ACTIONS TO TAKE:
1. List each letter symbol in the equation that appears in the post about the shaken soda can, in order.
2. Reproduce word for word the part of the post about the shaken soda can between "I haven't seen" and "if I'm kidding...", inclusive.

SELECTED TEXT:

I remember when my chem teacher (G. TUTS!) shook a can for a while, then she pushed it a few times against a table and everything was fine. No strawberry soda exploded throughout the room, and someone got a free drink with most of the gas still keeping the drink fizzy. So how was that possible? No, she did not do the patented Dorian three tap method. Though that would have been hilarious to see the explosion. It all has to do with pressure and volume. By decreasing the volume and squishing the can against a desk, the pressure increased within the can. The gas that had formed into threatening bubbles waiting to explode in my face dissolved back into the liquid because of that pressure. When the volume is brought back to normal, the pressure lessens, but since there's no interference from shaking, the bubbles that did dissolve stayed within the pepsi. Repeat a few times, and the soda is alright. No problem.
PV=nRT will stay with us forever, guys. We just gotta accept it. *sigh* Before I wrap this up, bonus photo for whoever stayed awake 'til the end!
I haven't seen my teeth that straight ever! It's been a long three years, but it's totally worth it (believe me, if you saw my smile beforehand, your face would have melted like those guys from Raiders of the Lost Ark). Not sure if I'm kidding...
Yay for no braces! Yay for Pepsi (Pepsi >>>>>>>>>>>>>> Coke)! YAY FOR NO BRACES!

DATA ROWS:
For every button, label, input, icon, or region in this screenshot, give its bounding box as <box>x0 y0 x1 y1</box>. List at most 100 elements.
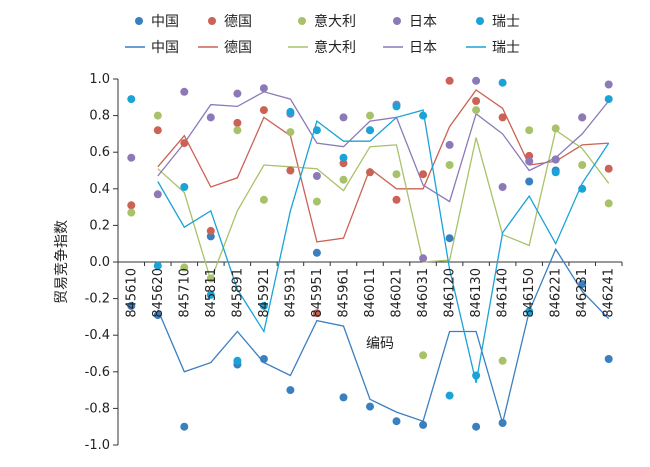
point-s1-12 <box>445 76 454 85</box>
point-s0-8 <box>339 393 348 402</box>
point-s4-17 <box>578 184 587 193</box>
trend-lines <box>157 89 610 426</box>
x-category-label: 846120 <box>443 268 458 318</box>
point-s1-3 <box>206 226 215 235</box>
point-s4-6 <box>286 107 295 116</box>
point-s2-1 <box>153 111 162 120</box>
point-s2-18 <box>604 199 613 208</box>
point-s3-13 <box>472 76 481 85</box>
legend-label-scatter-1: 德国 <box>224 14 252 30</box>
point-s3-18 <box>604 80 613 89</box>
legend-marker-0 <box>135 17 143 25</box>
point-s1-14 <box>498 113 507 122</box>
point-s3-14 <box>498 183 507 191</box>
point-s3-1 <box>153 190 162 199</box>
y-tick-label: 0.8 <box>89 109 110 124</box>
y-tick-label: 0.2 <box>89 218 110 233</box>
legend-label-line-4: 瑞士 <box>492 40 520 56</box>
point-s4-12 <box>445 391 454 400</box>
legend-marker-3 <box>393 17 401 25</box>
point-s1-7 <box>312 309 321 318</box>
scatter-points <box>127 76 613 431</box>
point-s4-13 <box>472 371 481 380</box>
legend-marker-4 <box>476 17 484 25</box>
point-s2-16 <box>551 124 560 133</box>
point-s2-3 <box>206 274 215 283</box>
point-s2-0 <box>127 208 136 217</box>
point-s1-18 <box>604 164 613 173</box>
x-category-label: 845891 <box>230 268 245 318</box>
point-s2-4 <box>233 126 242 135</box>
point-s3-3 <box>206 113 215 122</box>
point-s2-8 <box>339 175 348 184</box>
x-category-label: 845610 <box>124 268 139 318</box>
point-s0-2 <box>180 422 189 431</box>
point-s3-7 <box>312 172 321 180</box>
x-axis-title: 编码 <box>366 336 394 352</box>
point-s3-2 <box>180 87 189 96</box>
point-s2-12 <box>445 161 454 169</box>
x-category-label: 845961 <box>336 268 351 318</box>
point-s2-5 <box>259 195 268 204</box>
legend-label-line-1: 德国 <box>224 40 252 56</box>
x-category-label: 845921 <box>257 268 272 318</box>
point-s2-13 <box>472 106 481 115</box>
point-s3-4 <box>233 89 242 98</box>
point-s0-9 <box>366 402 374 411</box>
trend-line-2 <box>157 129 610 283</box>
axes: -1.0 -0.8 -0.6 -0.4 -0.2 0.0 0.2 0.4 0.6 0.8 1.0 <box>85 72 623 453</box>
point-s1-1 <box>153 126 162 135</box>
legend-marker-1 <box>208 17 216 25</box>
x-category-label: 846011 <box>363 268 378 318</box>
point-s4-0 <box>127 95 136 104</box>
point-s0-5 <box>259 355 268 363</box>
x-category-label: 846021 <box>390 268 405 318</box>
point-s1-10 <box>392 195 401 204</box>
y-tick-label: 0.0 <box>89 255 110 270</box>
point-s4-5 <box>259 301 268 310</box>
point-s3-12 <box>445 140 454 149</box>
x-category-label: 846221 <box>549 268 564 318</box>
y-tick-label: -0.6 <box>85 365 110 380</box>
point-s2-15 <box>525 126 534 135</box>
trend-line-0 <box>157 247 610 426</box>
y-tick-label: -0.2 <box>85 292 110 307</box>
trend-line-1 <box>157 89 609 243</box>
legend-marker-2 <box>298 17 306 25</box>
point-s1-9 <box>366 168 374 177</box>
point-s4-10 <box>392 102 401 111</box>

ANSWERS GIVEN:
1. P, V, n, R, T

2.
I haven't seen my teeth that straight ever! It's been a long three years, but it's totally worth it (believe me, if you saw my smile beforehand, your face would have melted like those guys from Raiders of the Lost Ark). Not sure if I'm kidding...